MATERIAL PROVIDED:
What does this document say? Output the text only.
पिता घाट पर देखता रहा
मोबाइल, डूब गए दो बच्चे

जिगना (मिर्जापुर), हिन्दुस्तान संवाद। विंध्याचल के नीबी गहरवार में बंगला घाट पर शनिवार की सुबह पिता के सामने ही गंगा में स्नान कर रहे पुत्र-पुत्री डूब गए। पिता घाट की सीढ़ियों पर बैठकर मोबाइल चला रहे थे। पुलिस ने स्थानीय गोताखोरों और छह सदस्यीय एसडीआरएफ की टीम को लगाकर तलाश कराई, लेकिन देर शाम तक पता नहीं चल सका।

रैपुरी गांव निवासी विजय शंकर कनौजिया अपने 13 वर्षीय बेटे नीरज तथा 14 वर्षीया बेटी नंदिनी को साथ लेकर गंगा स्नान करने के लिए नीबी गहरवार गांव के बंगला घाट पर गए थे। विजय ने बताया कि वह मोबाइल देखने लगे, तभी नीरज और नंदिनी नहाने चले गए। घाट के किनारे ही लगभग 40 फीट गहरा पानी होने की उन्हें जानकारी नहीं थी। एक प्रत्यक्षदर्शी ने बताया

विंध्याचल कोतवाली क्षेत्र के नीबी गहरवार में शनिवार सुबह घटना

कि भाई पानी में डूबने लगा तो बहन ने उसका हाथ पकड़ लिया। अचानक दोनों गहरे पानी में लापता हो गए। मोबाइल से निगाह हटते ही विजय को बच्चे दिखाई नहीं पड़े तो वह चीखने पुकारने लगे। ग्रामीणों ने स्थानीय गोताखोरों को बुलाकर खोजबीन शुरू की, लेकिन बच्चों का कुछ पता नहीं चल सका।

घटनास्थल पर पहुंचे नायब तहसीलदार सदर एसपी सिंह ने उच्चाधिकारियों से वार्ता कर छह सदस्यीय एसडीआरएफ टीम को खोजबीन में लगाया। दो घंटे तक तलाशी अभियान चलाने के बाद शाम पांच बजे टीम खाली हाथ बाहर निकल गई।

THE EXERCISE: Copy each record from above exactly, and include every line.

WRITTEN SOLUTION:
What does this document say? Output the text only.
पिता घाट पर देखता रहा
मोबाइल, डूब गए दो बच्चे

जिगना (मिर्जापुर), हिन्दुस्तान संवाद। विंध्याचल के नीबी गहरवार में बंगला घाट पर शनिवार की सुबह पिता के सामने ही गंगा में स्नान कर रहे पुत्र-पुत्री डूब गए। पिता घाट की सीढ़ियों पर बैठकर मोबाइल चला रहे थे। पुलिस ने स्थानीय गोताखोरों और छह सदस्यीय एसडीआरएफ की टीम को लगाकर तलाश कराई, लेकिन देर शाम तक पता नहीं चल सका।

रैपुरी गांव निवासी विजय शंकर कनौजिया अपने 13 वर्षीय बेटे नीरज तथा 14 वर्षीया बेटी नंदिनी को साथ लेकर गंगा स्नान करने के लिए नीबी गहरवार गांव के बंगला घाट पर गए थे। विजय ने बताया कि वह मोबाइल देखने लगे, तभी नीरज और नंदिनी नहाने चले गए। घाट के किनारे ही लगभग 40 फीट गहरा पानी होने की उन्हें जानकारी नहीं थी। एक प्रत्यक्षदर्शी ने बताया

विंध्याचल कोतवाली क्षेत्र के नीबी गहरवार में शनिवार सुबह घटना

कि भाई पानी में डूबने लगा तो बहन ने उसका हाथ पकड़ लिया। अचानक दोनों गहरे पानी में लापता हो गए। मोबाइल से निगाह हटते ही विजय को बच्चे दिखाई नहीं पड़े तो वह चीखने पुकारने लगे। ग्रामीणों ने स्थानीय गोताखोरों को बुलाकर खोजबीन शुरू की, लेकिन बच्चों का कुछ पता नहीं चल सका।

घटनास्थल पर पहुंचे नायब तहसीलदार सदर एसपी सिंह ने उच्चाधिकारियों से वार्ता कर छह सदस्यीय एसडीआरएफ टीम को खोजबीन में लगाया। दो घंटे तक तलाशी अभियान चलाने के बाद शाम पांच बजे टीम खाली हाथ बाहर निकल गई।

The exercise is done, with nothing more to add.